TO DO
Each line that holds the word "ὀρθῶς" is to be identified and copied.

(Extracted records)
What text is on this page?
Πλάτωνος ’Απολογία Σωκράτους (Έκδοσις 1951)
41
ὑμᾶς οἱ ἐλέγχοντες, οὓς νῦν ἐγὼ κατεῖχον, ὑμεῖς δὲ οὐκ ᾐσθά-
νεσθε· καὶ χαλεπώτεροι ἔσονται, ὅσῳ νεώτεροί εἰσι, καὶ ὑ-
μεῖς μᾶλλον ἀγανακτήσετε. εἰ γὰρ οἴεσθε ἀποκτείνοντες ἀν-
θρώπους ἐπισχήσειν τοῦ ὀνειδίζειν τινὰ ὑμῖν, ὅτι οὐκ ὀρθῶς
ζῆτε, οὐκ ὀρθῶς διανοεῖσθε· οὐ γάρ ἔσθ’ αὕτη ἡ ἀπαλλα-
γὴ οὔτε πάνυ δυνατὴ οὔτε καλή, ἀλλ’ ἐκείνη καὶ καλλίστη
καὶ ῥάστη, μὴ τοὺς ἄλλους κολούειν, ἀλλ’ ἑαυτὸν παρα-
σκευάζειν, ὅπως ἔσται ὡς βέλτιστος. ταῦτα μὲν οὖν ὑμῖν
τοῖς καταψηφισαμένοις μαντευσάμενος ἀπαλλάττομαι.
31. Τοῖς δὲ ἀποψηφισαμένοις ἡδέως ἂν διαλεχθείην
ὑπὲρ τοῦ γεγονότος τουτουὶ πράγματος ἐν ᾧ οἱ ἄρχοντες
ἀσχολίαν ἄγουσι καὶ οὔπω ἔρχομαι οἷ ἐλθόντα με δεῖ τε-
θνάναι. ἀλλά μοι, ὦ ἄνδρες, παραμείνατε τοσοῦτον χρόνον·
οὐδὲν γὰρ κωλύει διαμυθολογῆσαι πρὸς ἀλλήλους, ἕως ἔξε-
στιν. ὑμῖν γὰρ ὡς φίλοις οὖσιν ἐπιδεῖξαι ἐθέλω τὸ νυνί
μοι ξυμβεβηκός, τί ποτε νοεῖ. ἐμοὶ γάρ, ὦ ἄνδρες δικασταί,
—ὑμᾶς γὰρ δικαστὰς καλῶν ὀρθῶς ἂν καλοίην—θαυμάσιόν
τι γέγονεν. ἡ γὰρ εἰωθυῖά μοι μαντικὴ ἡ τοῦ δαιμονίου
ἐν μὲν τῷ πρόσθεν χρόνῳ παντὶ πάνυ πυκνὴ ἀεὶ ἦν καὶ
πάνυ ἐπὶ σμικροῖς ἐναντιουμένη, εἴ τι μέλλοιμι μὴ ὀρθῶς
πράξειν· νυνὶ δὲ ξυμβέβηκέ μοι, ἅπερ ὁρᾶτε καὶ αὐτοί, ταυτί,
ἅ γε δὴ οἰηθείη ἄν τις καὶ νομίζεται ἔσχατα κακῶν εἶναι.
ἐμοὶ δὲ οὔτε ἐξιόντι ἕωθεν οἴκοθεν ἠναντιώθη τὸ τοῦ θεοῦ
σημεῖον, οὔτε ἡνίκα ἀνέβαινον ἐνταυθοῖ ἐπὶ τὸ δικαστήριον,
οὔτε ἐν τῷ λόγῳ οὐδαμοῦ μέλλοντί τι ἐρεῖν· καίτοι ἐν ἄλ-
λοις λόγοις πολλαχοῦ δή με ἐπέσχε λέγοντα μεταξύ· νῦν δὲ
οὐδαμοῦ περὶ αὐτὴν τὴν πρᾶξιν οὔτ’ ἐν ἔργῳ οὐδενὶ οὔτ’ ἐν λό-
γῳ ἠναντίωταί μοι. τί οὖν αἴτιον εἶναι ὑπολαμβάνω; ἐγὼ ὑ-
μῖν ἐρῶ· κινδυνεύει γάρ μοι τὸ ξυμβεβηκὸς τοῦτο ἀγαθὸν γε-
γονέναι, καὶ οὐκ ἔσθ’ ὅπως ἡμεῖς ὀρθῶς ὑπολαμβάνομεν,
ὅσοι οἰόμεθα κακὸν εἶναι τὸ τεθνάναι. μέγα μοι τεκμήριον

ANSWER FOR THE TASK
θρώπους ἐπισχήσειν τοῦ ὀνειδίζειν τινὰ ὑμῖν, ὅτι οὐκ ὀρθῶς
ζῆτε, οὐκ ὀρθῶς διανοεῖσθε· οὐ γάρ ἔσθ’ αὕτη ἡ ἀπαλλα-
—ὑμᾶς γὰρ δικαστὰς καλῶν ὀρθῶς ἂν καλοίην—θαυμάσιόν
πάνυ ἐπὶ σμικροῖς ἐναντιουμένη, εἴ τι μέλλοιμι μὴ ὀρθῶς
γονέναι, καὶ οὐκ ἔσθ’ ὅπως ἡμεῖς ὀρθῶς ὑπολαμβάνομεν,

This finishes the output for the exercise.